Find and copy each line of the records where the string "beviljas" shows up.

## BEGIN GIVEN DATA

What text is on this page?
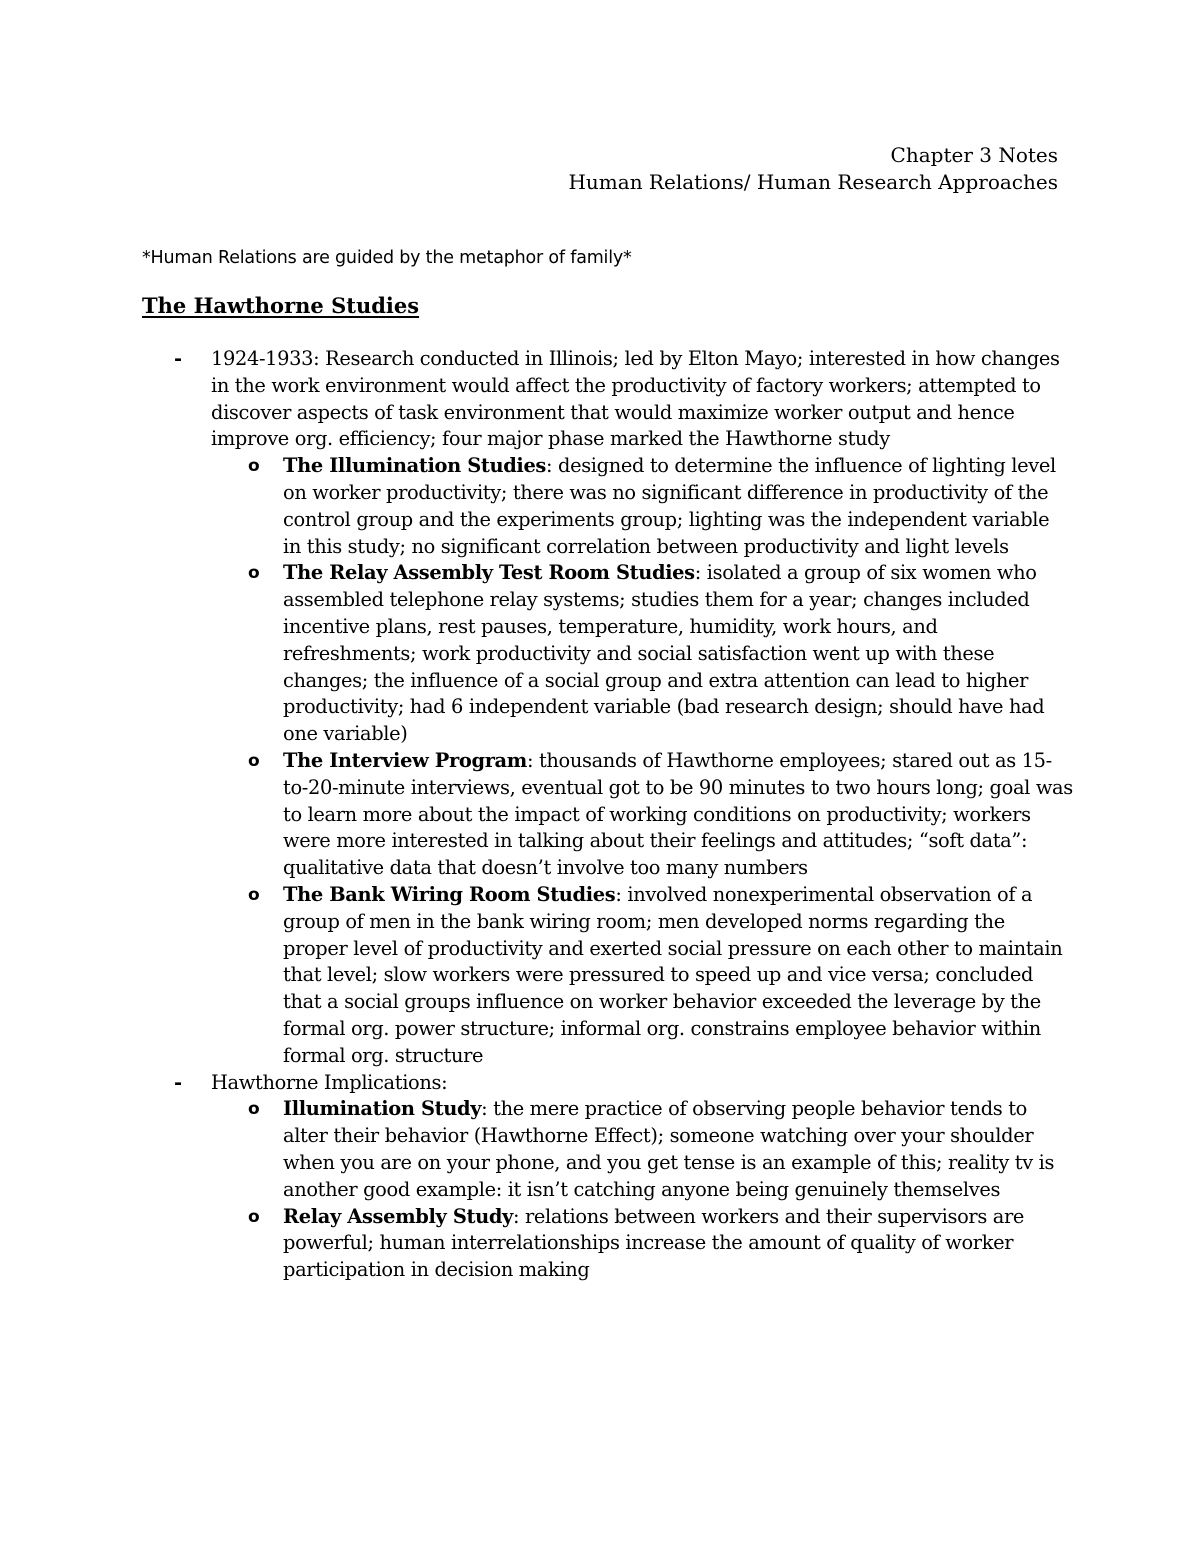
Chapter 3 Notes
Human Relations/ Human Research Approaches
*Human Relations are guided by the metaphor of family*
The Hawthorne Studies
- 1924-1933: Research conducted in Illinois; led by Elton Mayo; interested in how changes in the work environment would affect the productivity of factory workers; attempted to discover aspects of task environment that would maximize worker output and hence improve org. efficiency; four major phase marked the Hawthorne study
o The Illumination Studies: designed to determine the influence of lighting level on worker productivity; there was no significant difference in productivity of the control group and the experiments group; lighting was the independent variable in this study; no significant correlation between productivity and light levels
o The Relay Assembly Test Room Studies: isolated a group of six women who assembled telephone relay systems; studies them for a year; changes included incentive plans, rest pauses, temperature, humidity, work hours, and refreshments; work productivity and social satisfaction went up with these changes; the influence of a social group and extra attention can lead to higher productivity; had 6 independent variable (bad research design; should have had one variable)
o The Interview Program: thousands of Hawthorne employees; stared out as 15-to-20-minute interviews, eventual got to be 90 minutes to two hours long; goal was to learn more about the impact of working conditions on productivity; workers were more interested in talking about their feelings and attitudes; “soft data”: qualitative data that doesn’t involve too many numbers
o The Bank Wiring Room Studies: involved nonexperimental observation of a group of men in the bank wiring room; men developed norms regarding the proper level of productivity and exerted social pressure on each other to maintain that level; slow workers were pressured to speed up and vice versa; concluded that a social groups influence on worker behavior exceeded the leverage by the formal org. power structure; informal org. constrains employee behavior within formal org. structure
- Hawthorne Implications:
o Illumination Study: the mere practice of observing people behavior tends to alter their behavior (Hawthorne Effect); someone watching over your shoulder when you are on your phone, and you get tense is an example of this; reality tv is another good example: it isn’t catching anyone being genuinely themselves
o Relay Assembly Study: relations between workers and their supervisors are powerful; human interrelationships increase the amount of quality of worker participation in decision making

## END GIVEN DATA
## BEGIN GIVEN DATA

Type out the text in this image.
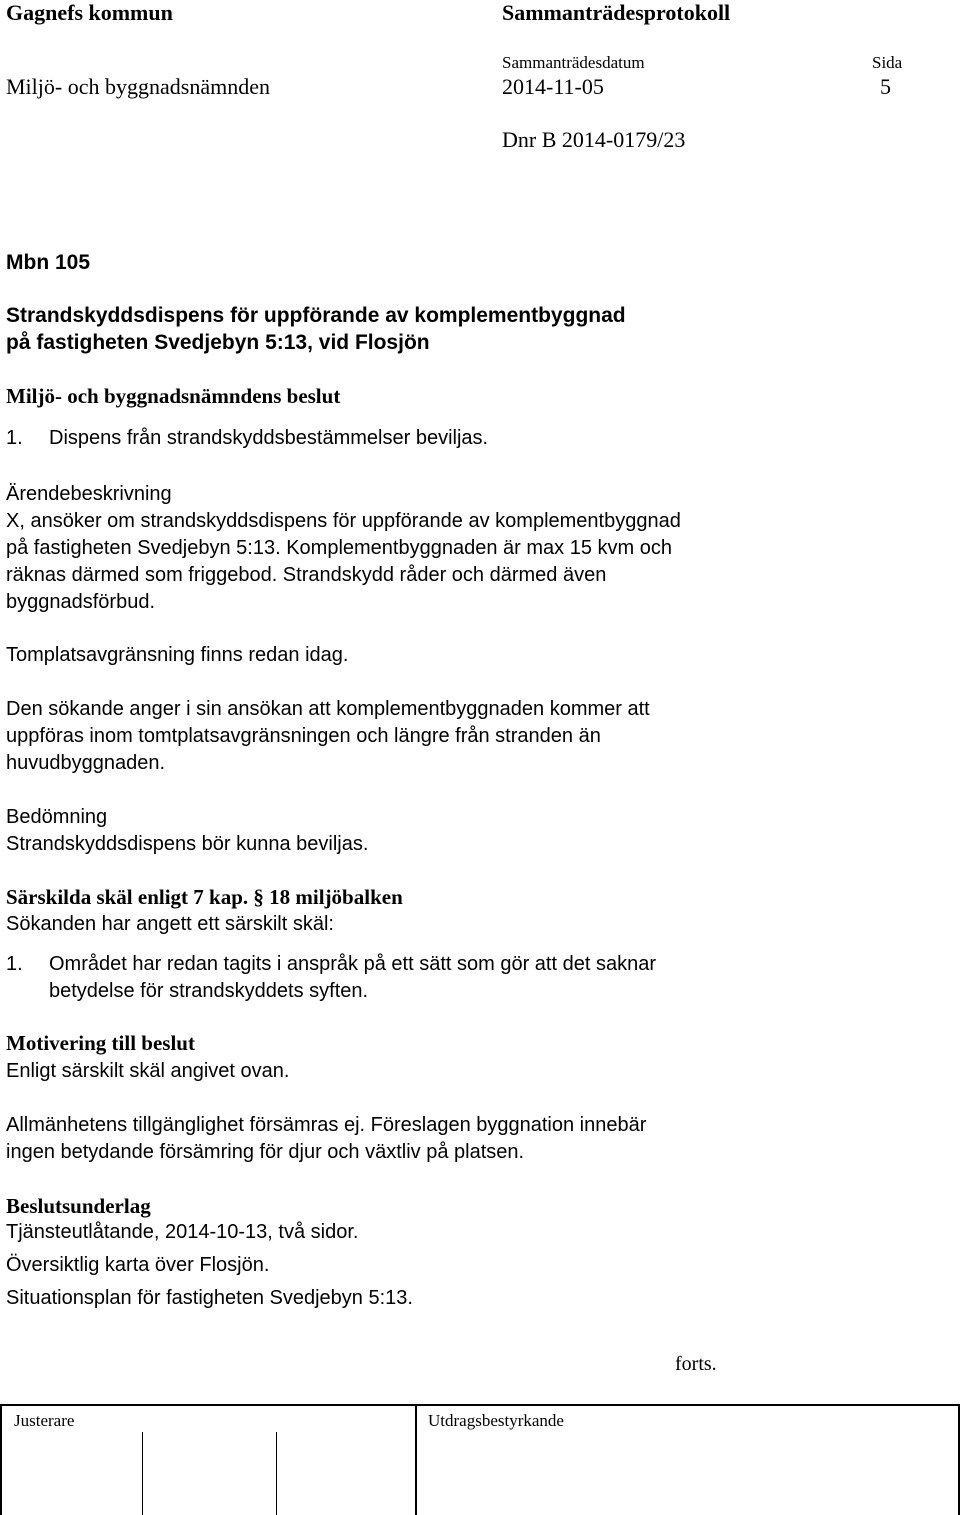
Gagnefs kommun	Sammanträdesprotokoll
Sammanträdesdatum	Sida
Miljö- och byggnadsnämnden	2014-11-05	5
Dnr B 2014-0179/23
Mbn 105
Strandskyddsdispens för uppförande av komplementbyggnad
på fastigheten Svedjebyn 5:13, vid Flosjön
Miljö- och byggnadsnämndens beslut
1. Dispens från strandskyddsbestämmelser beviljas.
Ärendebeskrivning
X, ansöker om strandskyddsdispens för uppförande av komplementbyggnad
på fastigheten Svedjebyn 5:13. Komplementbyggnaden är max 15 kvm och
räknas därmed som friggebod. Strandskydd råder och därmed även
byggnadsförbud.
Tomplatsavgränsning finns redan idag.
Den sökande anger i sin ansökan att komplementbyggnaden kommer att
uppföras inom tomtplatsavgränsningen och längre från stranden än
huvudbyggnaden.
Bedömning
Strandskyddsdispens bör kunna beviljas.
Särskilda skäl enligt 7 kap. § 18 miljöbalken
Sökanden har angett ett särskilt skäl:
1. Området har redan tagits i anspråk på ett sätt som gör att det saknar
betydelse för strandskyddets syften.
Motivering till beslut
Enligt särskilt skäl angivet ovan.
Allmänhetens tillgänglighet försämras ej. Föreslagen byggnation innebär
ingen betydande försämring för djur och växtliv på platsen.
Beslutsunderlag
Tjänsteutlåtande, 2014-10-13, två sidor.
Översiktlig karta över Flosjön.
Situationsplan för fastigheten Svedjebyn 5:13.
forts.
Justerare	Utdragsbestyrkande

## END GIVEN DATA

RESPONSE FOR THIS EXERCISE =>
1. Dispens från strandskyddsbestämmelser beviljas.
Strandskyddsdispens bör kunna beviljas.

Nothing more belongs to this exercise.